**Requirements:** Every line that contains the word "shipping" should be copied.

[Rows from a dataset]
>> START
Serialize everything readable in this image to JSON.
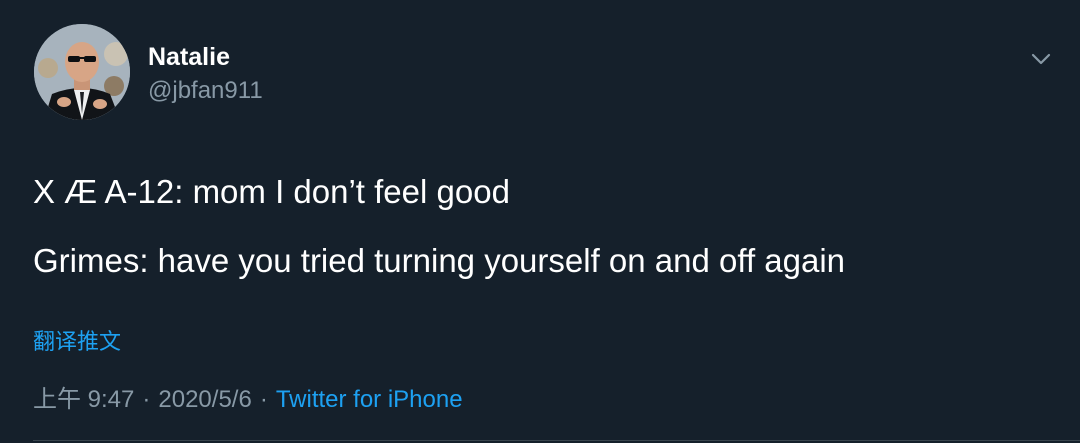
{
  "colors": {
    "background": "#15202b",
    "text": "#ffffff",
    "secondary_text": "#8899a6",
    "accent": "#1da1f2",
    "divider": "#38444d"
  },
  "user": {
    "display_name": "Natalie",
    "handle": "@jbfan911",
    "avatar_icon": "profile-photo"
  },
  "menu": {
    "icon": "chevron-down-icon"
  },
  "tweet": {
    "lines": [
      "X Æ A-12: mom I don’t feel good",
      "Grimes: have you tried turning yourself on and off again"
    ],
    "translate_label": "翻译推文"
  },
  "meta": {
    "time": "上午 9:47",
    "separator": "·",
    "date": "2020/5/6",
    "source": "Twitter for iPhone"
  }
}
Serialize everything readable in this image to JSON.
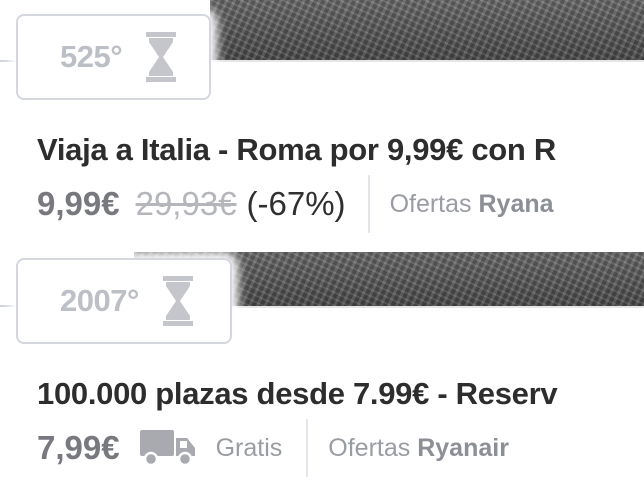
{
  "deals": [
    {
      "temperature": "525°",
      "title": "Viaja a Italia - Roma por 9,99€ con R",
      "price": "9,99€",
      "old_price": "29,93€",
      "discount": "(-67%)",
      "store_prefix": "Ofertas",
      "store_name": "Ryana"
    },
    {
      "temperature": "2007°",
      "title": "100.000 plazas desde 7.99€ - Reserv",
      "price": "7,99€",
      "shipping": "Gratis",
      "store_prefix": "Ofertas",
      "store_name": "Ryanair"
    }
  ],
  "icons": {
    "timer": "hourglass-icon",
    "shipping": "truck-icon"
  },
  "colors": {
    "badge_border": "#d4d7de",
    "temperature_text": "#bdbfc6",
    "price_text": "#77797f",
    "title_text": "#2d2d2d"
  }
}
>> END
**Solution:**
      "shipping": "Gratis",
    "shipping": "truck-icon"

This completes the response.